Could you convert every line of the data into a JSON list of strings, one string per line, with blank lines and pictures left out?

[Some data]
^^^^^^^^^^^^^^^^

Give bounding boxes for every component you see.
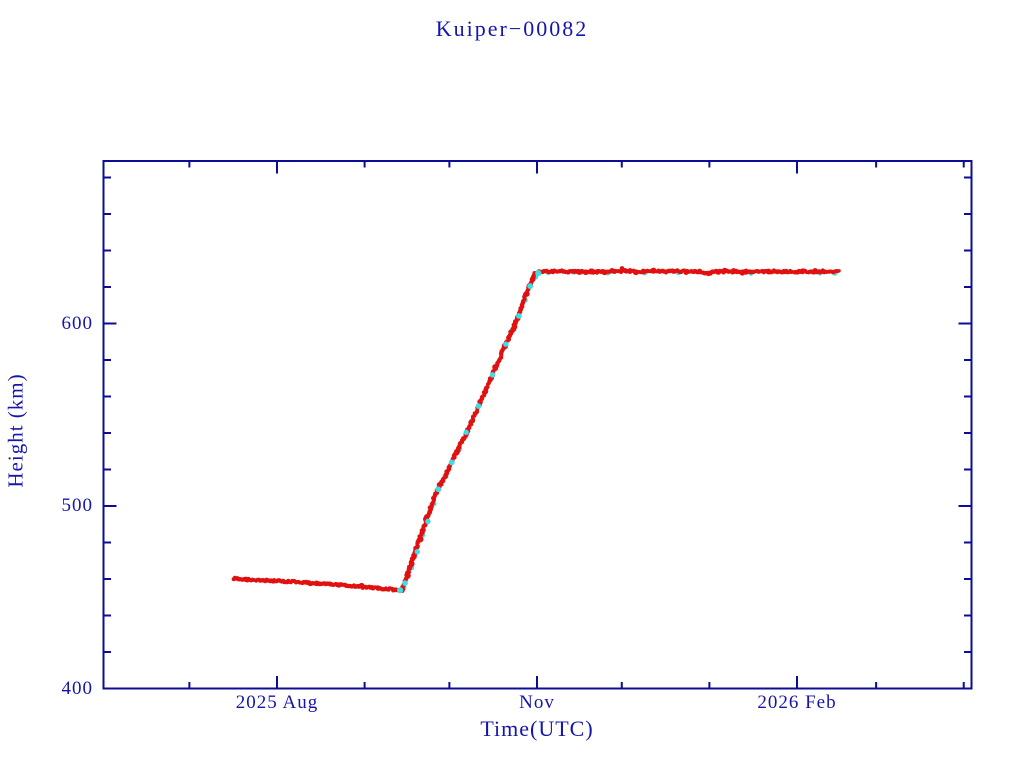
maneuver-marker — [527, 283, 534, 290]
red-height-dots — [231, 266, 841, 594]
maneuver-marker — [414, 549, 420, 555]
x-axis-label: Time(UTC) — [480, 716, 594, 741]
maneuver-marker — [397, 587, 404, 594]
cyan-markers-over — [397, 270, 542, 594]
maneuver-marker — [503, 341, 509, 347]
maneuver-marker — [516, 313, 522, 319]
x-tick-label-Nov: Nov — [519, 692, 555, 713]
maneuver-marker — [448, 459, 455, 466]
y-tick-label-600: 600 — [61, 312, 93, 334]
maneuver-marker — [402, 580, 408, 586]
maneuver-marker — [463, 429, 469, 435]
y-tick-label-400: 400 — [61, 677, 93, 699]
maneuver-marker — [435, 486, 442, 493]
plot-title: Kuiper−00082 — [435, 16, 589, 41]
height-connecting-line — [233, 267, 840, 592]
y-tick-label-500: 500 — [61, 495, 93, 516]
x-tick-label-2025-Aug: 2025 Aug — [235, 692, 319, 713]
axes-box — [102, 160, 973, 690]
maneuver-marker — [535, 270, 542, 277]
height-dot — [837, 269, 841, 273]
x-tick-label-2026-Feb: 2026 Feb — [757, 692, 837, 713]
maneuver-marker — [425, 518, 431, 525]
maneuver-marker — [475, 403, 482, 409]
maneuver-marker — [489, 372, 496, 378]
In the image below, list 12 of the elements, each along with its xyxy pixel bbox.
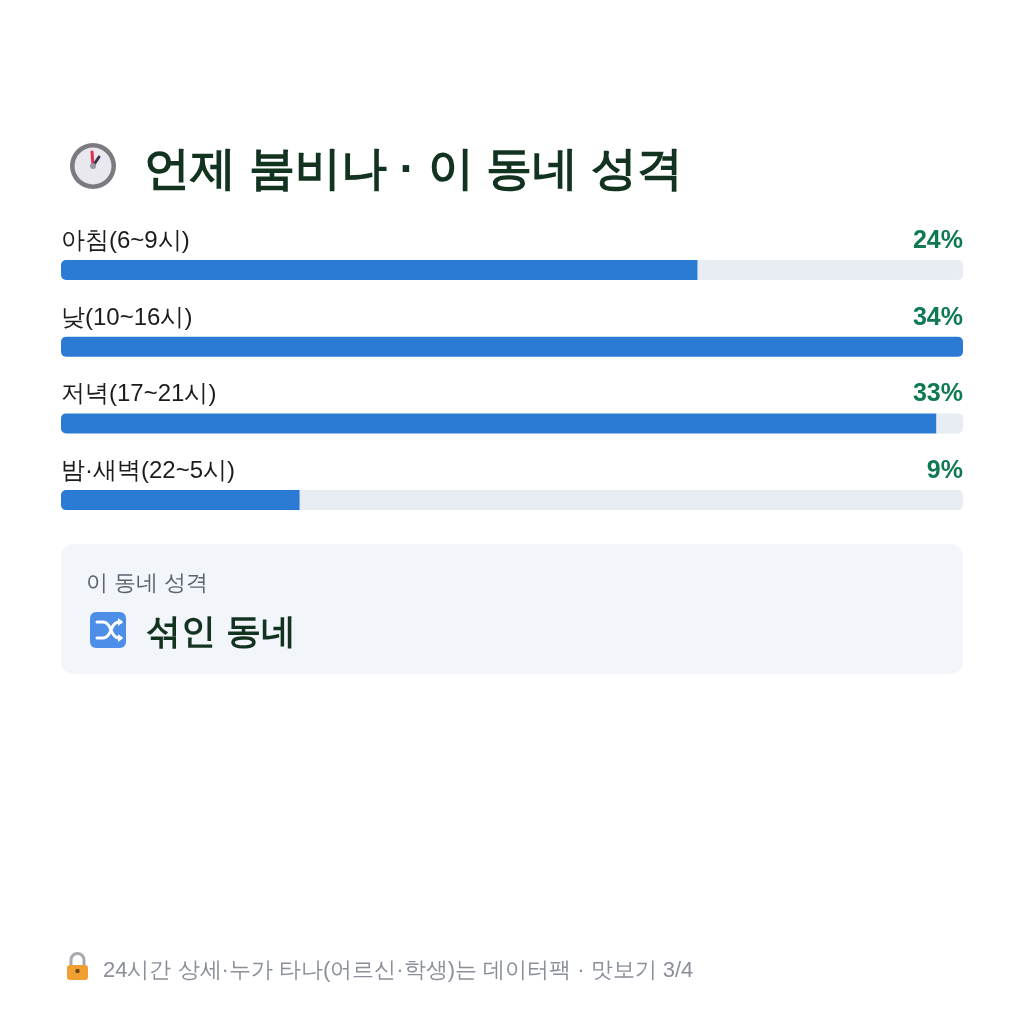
category-label: 밤·새벽(22~5시) xyxy=(61,456,236,484)
title: 언제 붐비나 · 이 동네 성격 xyxy=(144,142,684,194)
data-label: 34% xyxy=(912,301,963,330)
annotation: 이 동네 성격 xyxy=(86,570,209,595)
annotation: 섞인 동네 xyxy=(146,611,296,650)
category-label: 아침(6~9시) xyxy=(61,226,190,253)
category-label: 낮(10~16시) xyxy=(61,302,193,330)
category-label: 저녁(17~21시) xyxy=(61,379,217,407)
data-label: 33% xyxy=(912,378,963,407)
annotation: 24시간 상세·누가 타나(어르신·학생)는 데이터팩 · 맛보기 3/4 xyxy=(103,957,694,982)
data-label: 9% xyxy=(926,455,963,484)
data-label: 24% xyxy=(912,225,963,253)
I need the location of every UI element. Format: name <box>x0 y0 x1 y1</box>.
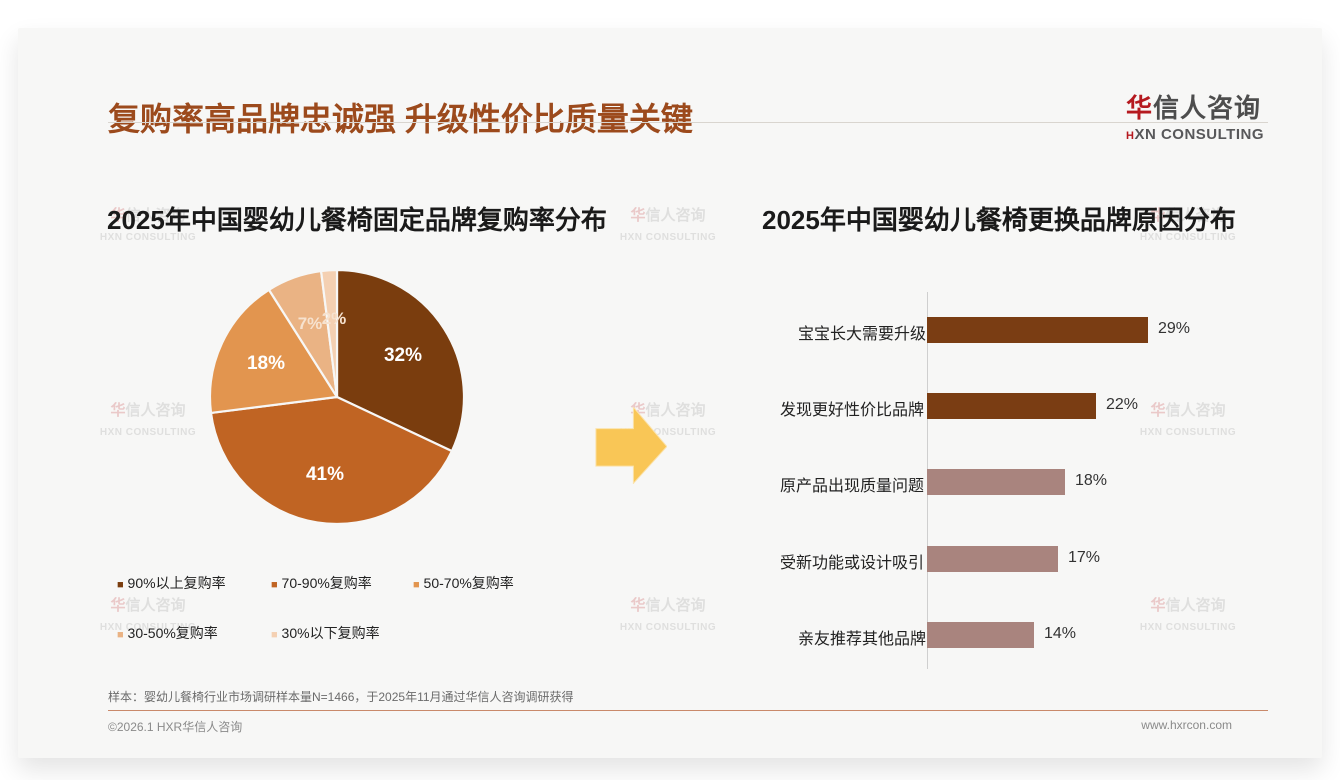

^^^^^^^^^^^^^^^^

### [Written answer]
[
  "Give bounding boxes for every component you see.",
  "maneuver-marker — [527, 283, 534, 290]",
  "red-height-dots — [231, 266, 841, 594]",
  "maneuver-marker — [414, 549, 420, 555]",
  "x-axis-label: Time(UTC) — [480, 716, 594, 741]",
  "maneuver-marker — [397, 587, 404, 594]",
  "cyan-markers-over — [397, 270, 542, 594]",
  "maneuver-marker — [503, 341, 509, 347]",
  "maneuver-marker — [516, 313, 522, 319]",
  "x-tick-label-Nov: Nov — [519, 692, 555, 713]",
  "maneuver-marker — [448, 459, 455, 466]",
  "y-tick-label-600: 600 — [61, 312, 93, 334]",
  "maneuver-marker — [402, 580, 408, 586]",
  "maneuver-marker — [463, 429, 469, 435]",
  "y-tick-label-400: 400 — [61, 677, 93, 699]",
  "maneuver-marker — [435, 486, 442, 493]",
  "plot-title: Kuiper−00082 — [435, 16, 589, 41]",
  "height-connecting-line — [233, 267, 840, 592]",
  "y-tick-label-500: 500 — [61, 495, 93, 516]",
  "x-tick-label-2025-Aug: 2025 Aug — [235, 692, 319, 713]",
  "axes-box — [102, 160, 973, 690]",
  "maneuver-marker — [535, 270, 542, 277]",
  "height-dot — [837, 269, 841, 273]",
  "x-tick-label-2026-Feb: 2026 Feb — [757, 692, 837, 713]",
  "maneuver-marker — [425, 518, 431, 525]",
  "maneuver-marker — [475, 403, 482, 409]",
  "maneuver-marker — [489, 372, 496, 378]",
  "In the image below, list 12 of the elements, each along with its xyxy pixel bbox.",
  "category-label: 밤·새벽(22~5시) xyxy=(61,456,236,484)",
  "title: 언제 붐비나 · 이 동네 성격 xyxy=(144,142,684,194)",
  "data-label: 34% xyxy=(912,301,963,330)",
  "annotation: 이 동네 성격 xyxy=(86,570,209,595)",
  "annotation: 섞인 동네 xyxy=(146,611,296,650)",
  "category-label: 아침(6~9시) xyxy=(61,226,190,253)",
  "category-label: 낮(10~16시) xyxy=(61,302,193,330)",
  "category-label: 저녁(17~21시) xyxy=(61,379,217,407)",
  "data-label: 33% xyxy=(912,378,963,407)",
  "annotation: 24시간 상세·누가 타나(어르신·학생)는 데이터팩 · 맛보기 3/4 xyxy=(103,957,694,982)",
  "data-label: 9% xyxy=(926,455,963,484)",
  "data-label: 24% xyxy=(912,225,963,253)",
  "I need the location of every UI element. Format: name <box>x0 y0 x1 y1</box>."
]